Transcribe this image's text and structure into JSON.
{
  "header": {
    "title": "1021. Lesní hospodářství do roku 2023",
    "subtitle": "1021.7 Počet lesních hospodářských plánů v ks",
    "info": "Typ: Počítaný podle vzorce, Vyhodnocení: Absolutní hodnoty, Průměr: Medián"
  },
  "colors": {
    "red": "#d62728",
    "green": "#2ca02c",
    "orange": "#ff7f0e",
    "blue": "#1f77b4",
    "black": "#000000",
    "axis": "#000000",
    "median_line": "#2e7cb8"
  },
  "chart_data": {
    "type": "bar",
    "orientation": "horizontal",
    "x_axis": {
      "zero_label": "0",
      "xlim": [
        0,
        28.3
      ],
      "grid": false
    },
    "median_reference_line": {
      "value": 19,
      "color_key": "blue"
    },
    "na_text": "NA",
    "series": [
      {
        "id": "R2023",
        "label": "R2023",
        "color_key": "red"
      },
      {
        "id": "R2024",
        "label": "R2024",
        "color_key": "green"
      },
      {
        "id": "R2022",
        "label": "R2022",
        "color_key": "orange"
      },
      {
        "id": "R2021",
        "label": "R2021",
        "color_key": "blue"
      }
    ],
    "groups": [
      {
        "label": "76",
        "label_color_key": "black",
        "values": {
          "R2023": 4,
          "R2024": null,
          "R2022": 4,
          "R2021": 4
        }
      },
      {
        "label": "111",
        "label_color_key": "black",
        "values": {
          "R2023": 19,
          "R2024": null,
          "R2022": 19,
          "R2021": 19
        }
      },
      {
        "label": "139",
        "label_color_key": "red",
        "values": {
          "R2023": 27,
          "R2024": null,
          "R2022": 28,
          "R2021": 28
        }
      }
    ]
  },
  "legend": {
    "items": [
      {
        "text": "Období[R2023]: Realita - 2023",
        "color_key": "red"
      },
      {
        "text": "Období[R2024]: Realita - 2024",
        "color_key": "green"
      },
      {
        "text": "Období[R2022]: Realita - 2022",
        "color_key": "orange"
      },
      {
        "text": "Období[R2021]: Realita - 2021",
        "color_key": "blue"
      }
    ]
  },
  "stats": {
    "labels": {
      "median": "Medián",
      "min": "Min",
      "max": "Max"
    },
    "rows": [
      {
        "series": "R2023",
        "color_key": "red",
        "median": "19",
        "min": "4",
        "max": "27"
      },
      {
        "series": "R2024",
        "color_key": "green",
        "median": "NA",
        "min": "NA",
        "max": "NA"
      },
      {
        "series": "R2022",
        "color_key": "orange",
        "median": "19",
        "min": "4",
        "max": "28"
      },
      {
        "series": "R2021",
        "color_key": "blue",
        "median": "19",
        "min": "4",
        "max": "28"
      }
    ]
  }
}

━━━━━━━━━━━━━━━━━━━━

▶ **WHAT YOU ARE ASKED TO DO**
Reproduce the entries above in full by retyping them exactly.

▶ **COMPLETE ANSWER**
Transcribe this image's text and structure into JSON.
{
  "header": {
    "title": "1021. Lesní hospodářství do roku 2023",
    "subtitle": "1021.7 Počet lesních hospodářských plánů v ks",
    "info": "Typ: Počítaný podle vzorce, Vyhodnocení: Absolutní hodnoty, Průměr: Medián"
  },
  "colors": {
    "red": "#d62728",
    "green": "#2ca02c",
    "orange": "#ff7f0e",
    "blue": "#1f77b4",
    "black": "#000000",
    "axis": "#000000",
    "median_line": "#2e7cb8"
  },
  "chart_data": {
    "type": "bar",
    "orientation": "horizontal",
    "x_axis": {
      "zero_label": "0",
      "xlim": [
        0,
        28.3
      ],
      "grid": false
    },
    "median_reference_line": {
      "value": 19,
      "color_key": "blue"
    },
    "na_text": "NA",
    "series": [
      {
        "id": "R2023",
        "label": "R2023",
        "color_key": "red"
      },
      {
        "id": "R2024",
        "label": "R2024",
        "color_key": "green"
      },
      {
        "id": "R2022",
        "label": "R2022",
        "color_key": "orange"
      },
      {
        "id": "R2021",
        "label": "R2021",
        "color_key": "blue"
      }
    ],
    "groups": [
      {
        "label": "76",
        "label_color_key": "black",
        "values": {
          "R2023": 4,
          "R2024": null,
          "R2022": 4,
          "R2021": 4
        }
      },
      {
        "label": "111",
        "label_color_key": "black",
        "values": {
          "R2023": 19,
          "R2024": null,
          "R2022": 19,
          "R2021": 19
        }
      },
      {
        "label": "139",
        "label_color_key": "red",
        "values": {
          "R2023": 27,
          "R2024": null,
          "R2022": 28,
          "R2021": 28
        }
      }
    ]
  },
  "legend": {
    "items": [
      {
        "text": "Období[R2023]: Realita - 2023",
        "color_key": "red"
      },
      {
        "text": "Období[R2024]: Realita - 2024",
        "color_key": "green"
      },
      {
        "text": "Období[R2022]: Realita - 2022",
        "color_key": "orange"
      },
      {
        "text": "Období[R2021]: Realita - 2021",
        "color_key": "blue"
      }
    ]
  },
  "stats": {
    "labels": {
      "median": "Medián",
      "min": "Min",
      "max": "Max"
    },
    "rows": [
      {
        "series": "R2023",
        "color_key": "red",
        "median": "19",
        "min": "4",
        "max": "27"
      },
      {
        "series": "R2024",
        "color_key": "green",
        "median": "NA",
        "min": "NA",
        "max": "NA"
      },
      {
        "series": "R2022",
        "color_key": "orange",
        "median": "19",
        "min": "4",
        "max": "28"
      },
      {
        "series": "R2021",
        "color_key": "blue",
        "median": "19",
        "min": "4",
        "max": "28"
      }
    ]
  }
}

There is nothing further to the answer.